Written task: Quote the records that follow in full, leaving the pictures out.

Information shown:
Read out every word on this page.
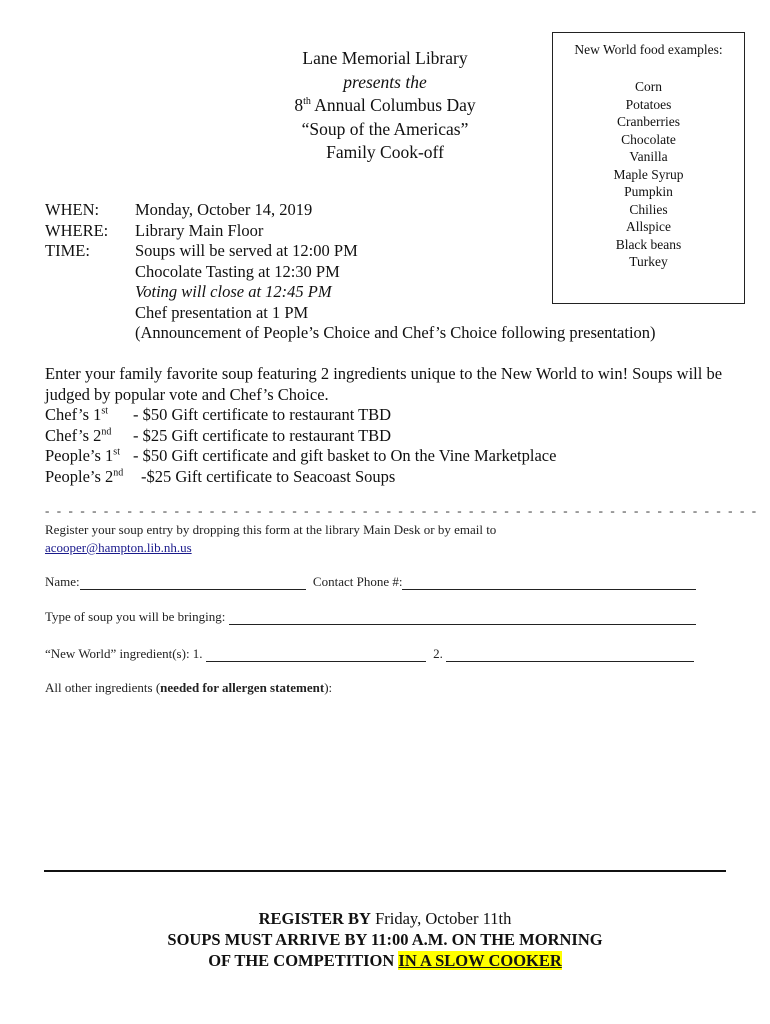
Lane Memorial Library
presents the
8th Annual Columbus Day
“Soup of the Americas”
Family Cook-off
New World food examples:
Corn
Potatoes
Cranberries
Chocolate
Vanilla
Maple Syrup
Pumpkin
Chilies
Allspice
Black beans
Turkey
WHEN: Monday, October 14, 2019
WHERE: Library Main Floor
TIME:	Soups will be served at 12:00 PM
Chocolate Tasting at 12:30 PM
Voting will close at 12:45 PM
Chef presentation at 1 PM
(Announcement of People’s Choice and Chef’s Choice following presentation)
Enter your family favorite soup featuring 2 ingredients unique to the New World to win! Soups will be judged by popular vote and Chef’s Choice.
Chef’s 1st - $50 Gift certificate to restaurant TBD
Chef’s 2nd - $25 Gift certificate to restaurant TBD
People’s 1st - $50 Gift certificate and gift basket to On the Vine Marketplace
People’s 2nd -$25 Gift certificate to Seacoast Soups
- - - - - - - - - - - - - - - - - - - - - - - - - - - - - - - - - - - - - - - - - - - - - - - - - - - - - - - - - - - - -
Register your soup entry by dropping this form at the library Main Desk or by email to
acooper@hampton.lib.nh.us
Name:	Contact Phone #:
Type of soup you will be bringing:
“New World” ingredient(s): 1.	2.
All other ingredients (needed for allergen statement):
REGISTER BY Friday, October 11th
SOUPS MUST ARRIVE BY 11:00 A.M. ON THE MORNING
OF THE COMPETITION IN A SLOW COOKER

Answer to the task:
Read out every word on this page.
Lane Memorial Library
presents the
8th Annual Columbus Day
“Soup of the Americas”
Family Cook-off
New World food examples:
Corn
Potatoes
Cranberries
Chocolate
Vanilla
Maple Syrup
Pumpkin
Chilies
Allspice
Black beans
Turkey
WHEN: Monday, October 14, 2019
WHERE: Library Main Floor
TIME:	Soups will be served at 12:00 PM
Chocolate Tasting at 12:30 PM
Voting will close at 12:45 PM
Chef presentation at 1 PM
(Announcement of People’s Choice and Chef’s Choice following presentation)
Enter your family favorite soup featuring 2 ingredients unique to the New World to win! Soups will be judged by popular vote and Chef’s Choice.
Chef’s 1st - $50 Gift certificate to restaurant TBD
Chef’s 2nd - $25 Gift certificate to restaurant TBD
People’s 1st - $50 Gift certificate and gift basket to On the Vine Marketplace
People’s 2nd -$25 Gift certificate to Seacoast Soups
- - - - - - - - - - - - - - - - - - - - - - - - - - - - - - - - - - - - - - - - - - - - - - - - - - - - - - - - - - - - -
Register your soup entry by dropping this form at the library Main Desk or by email to
acooper@hampton.lib.nh.us
Name:	Contact Phone #:
Type of soup you will be bringing:
“New World” ingredient(s): 1.	2.
All other ingredients (needed for allergen statement):
REGISTER BY Friday, October 11th
SOUPS MUST ARRIVE BY 11:00 A.M. ON THE MORNING
OF THE COMPETITION IN A SLOW COOKER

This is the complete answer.